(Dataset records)
* * * * * * *

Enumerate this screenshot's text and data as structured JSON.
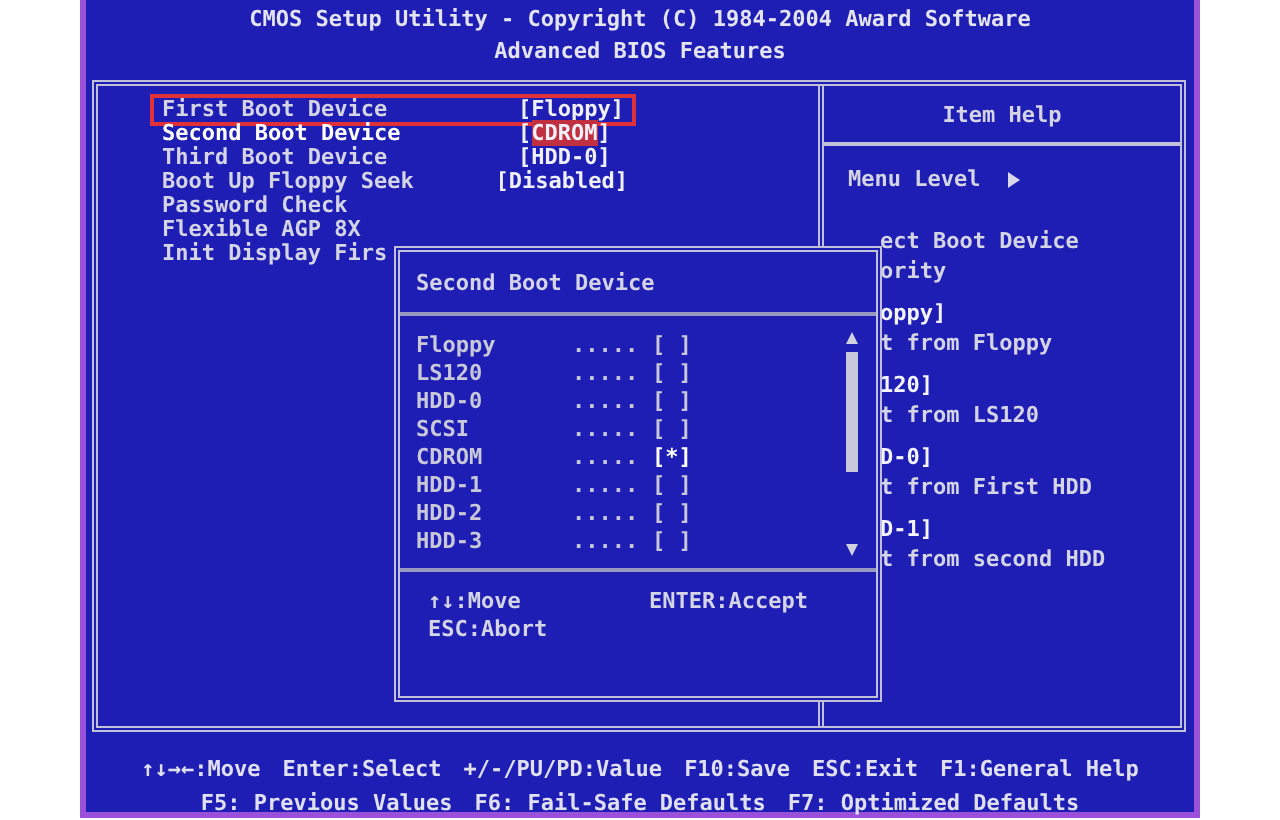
{
  "header": {
    "title": "CMOS Setup Utility - Copyright (C) 1984-2004 Award Software",
    "subtitle": "Advanced BIOS Features"
  },
  "settings": [
    {
      "name": "First Boot Device",
      "value": "[Floppy]",
      "outlined": true,
      "selected": false
    },
    {
      "name": "Second Boot Device",
      "value_parts": [
        "[",
        "CDROM",
        "]"
      ],
      "outlined": false,
      "selected": true
    },
    {
      "name": "Third Boot Device",
      "value": "[HDD-0]",
      "outlined": false,
      "selected": false
    },
    {
      "name": "Boot Up Floppy Seek",
      "value": "[Disabled]",
      "outlined": false,
      "selected": false
    },
    {
      "name": "Password Check",
      "outlined": false
    },
    {
      "name": "Flexible AGP 8X",
      "outlined": false
    },
    {
      "name": "Init Display Firs",
      "outlined": false
    }
  ],
  "help": {
    "title": "Item Help",
    "menu_level": "Menu Level",
    "lines": [
      {
        "kind": "text",
        "text": "ect Boot Device"
      },
      {
        "kind": "text",
        "text": "ority"
      },
      {
        "kind": "gap"
      },
      {
        "kind": "value",
        "text": "oppy]"
      },
      {
        "kind": "text",
        "text": "t from Floppy"
      },
      {
        "kind": "gap"
      },
      {
        "kind": "value",
        "text": "120]"
      },
      {
        "kind": "text",
        "text": "t from LS120"
      },
      {
        "kind": "gap"
      },
      {
        "kind": "value",
        "text": "D-0]"
      },
      {
        "kind": "text",
        "text": "t from First HDD"
      },
      {
        "kind": "gap"
      },
      {
        "kind": "value",
        "text": "D-1]"
      },
      {
        "kind": "text",
        "text": "t from second HDD"
      }
    ]
  },
  "popup": {
    "title": "Second Boot Device",
    "options": [
      {
        "name": "Floppy",
        "leader": ".....",
        "mark": "[ ]",
        "selected": false
      },
      {
        "name": "LS120",
        "leader": ".....",
        "mark": "[ ]",
        "selected": false
      },
      {
        "name": "HDD-0",
        "leader": ".....",
        "mark": "[ ]",
        "selected": false
      },
      {
        "name": "SCSI",
        "leader": ".....",
        "mark": "[ ]",
        "selected": false
      },
      {
        "name": "CDROM",
        "leader": ".....",
        "mark": "[*]",
        "selected": true
      },
      {
        "name": "HDD-1",
        "leader": ".....",
        "mark": "[ ]",
        "selected": false
      },
      {
        "name": "HDD-2",
        "leader": ".....",
        "mark": "[ ]",
        "selected": false
      },
      {
        "name": "HDD-3",
        "leader": ".....",
        "mark": "[ ]",
        "selected": false
      }
    ],
    "keys": [
      [
        "↑↓:Move",
        "ENTER:Accept"
      ],
      [
        "ESC:Abort"
      ]
    ]
  },
  "footer": [
    [
      "↑↓→←:Move",
      "Enter:Select",
      "+/-/PU/PD:Value",
      "F10:Save",
      "ESC:Exit",
      "F1:General Help"
    ],
    [
      "F5: Previous Values",
      "F6: Fail-Safe Defaults",
      "F7: Optimized Defaults"
    ]
  ]
}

* * * * * * *

Given problem: The data above needs to be retyped exactly, with the images left out.

Right answer:
Enumerate this screenshot's text and data as structured JSON.
{
  "header": {
    "title": "CMOS Setup Utility - Copyright (C) 1984-2004 Award Software",
    "subtitle": "Advanced BIOS Features"
  },
  "settings": [
    {
      "name": "First Boot Device",
      "value": "[Floppy]",
      "outlined": true,
      "selected": false
    },
    {
      "name": "Second Boot Device",
      "value_parts": [
        "[",
        "CDROM",
        "]"
      ],
      "outlined": false,
      "selected": true
    },
    {
      "name": "Third Boot Device",
      "value": "[HDD-0]",
      "outlined": false,
      "selected": false
    },
    {
      "name": "Boot Up Floppy Seek",
      "value": "[Disabled]",
      "outlined": false,
      "selected": false
    },
    {
      "name": "Password Check",
      "outlined": false
    },
    {
      "name": "Flexible AGP 8X",
      "outlined": false
    },
    {
      "name": "Init Display Firs",
      "outlined": false
    }
  ],
  "help": {
    "title": "Item Help",
    "menu_level": "Menu Level",
    "lines": [
      {
        "kind": "text",
        "text": "ect Boot Device"
      },
      {
        "kind": "text",
        "text": "ority"
      },
      {
        "kind": "gap"
      },
      {
        "kind": "value",
        "text": "oppy]"
      },
      {
        "kind": "text",
        "text": "t from Floppy"
      },
      {
        "kind": "gap"
      },
      {
        "kind": "value",
        "text": "120]"
      },
      {
        "kind": "text",
        "text": "t from LS120"
      },
      {
        "kind": "gap"
      },
      {
        "kind": "value",
        "text": "D-0]"
      },
      {
        "kind": "text",
        "text": "t from First HDD"
      },
      {
        "kind": "gap"
      },
      {
        "kind": "value",
        "text": "D-1]"
      },
      {
        "kind": "text",
        "text": "t from second HDD"
      }
    ]
  },
  "popup": {
    "title": "Second Boot Device",
    "options": [
      {
        "name": "Floppy",
        "leader": ".....",
        "mark": "[ ]",
        "selected": false
      },
      {
        "name": "LS120",
        "leader": ".....",
        "mark": "[ ]",
        "selected": false
      },
      {
        "name": "HDD-0",
        "leader": ".....",
        "mark": "[ ]",
        "selected": false
      },
      {
        "name": "SCSI",
        "leader": ".....",
        "mark": "[ ]",
        "selected": false
      },
      {
        "name": "CDROM",
        "leader": ".....",
        "mark": "[*]",
        "selected": true
      },
      {
        "name": "HDD-1",
        "leader": ".....",
        "mark": "[ ]",
        "selected": false
      },
      {
        "name": "HDD-2",
        "leader": ".....",
        "mark": "[ ]",
        "selected": false
      },
      {
        "name": "HDD-3",
        "leader": ".....",
        "mark": "[ ]",
        "selected": false
      }
    ],
    "keys": [
      [
        "↑↓:Move",
        "ENTER:Accept"
      ],
      [
        "ESC:Abort"
      ]
    ]
  },
  "footer": [
    [
      "↑↓→←:Move",
      "Enter:Select",
      "+/-/PU/PD:Value",
      "F10:Save",
      "ESC:Exit",
      "F1:General Help"
    ],
    [
      "F5: Previous Values",
      "F6: Fail-Safe Defaults",
      "F7: Optimized Defaults"
    ]
  ]
}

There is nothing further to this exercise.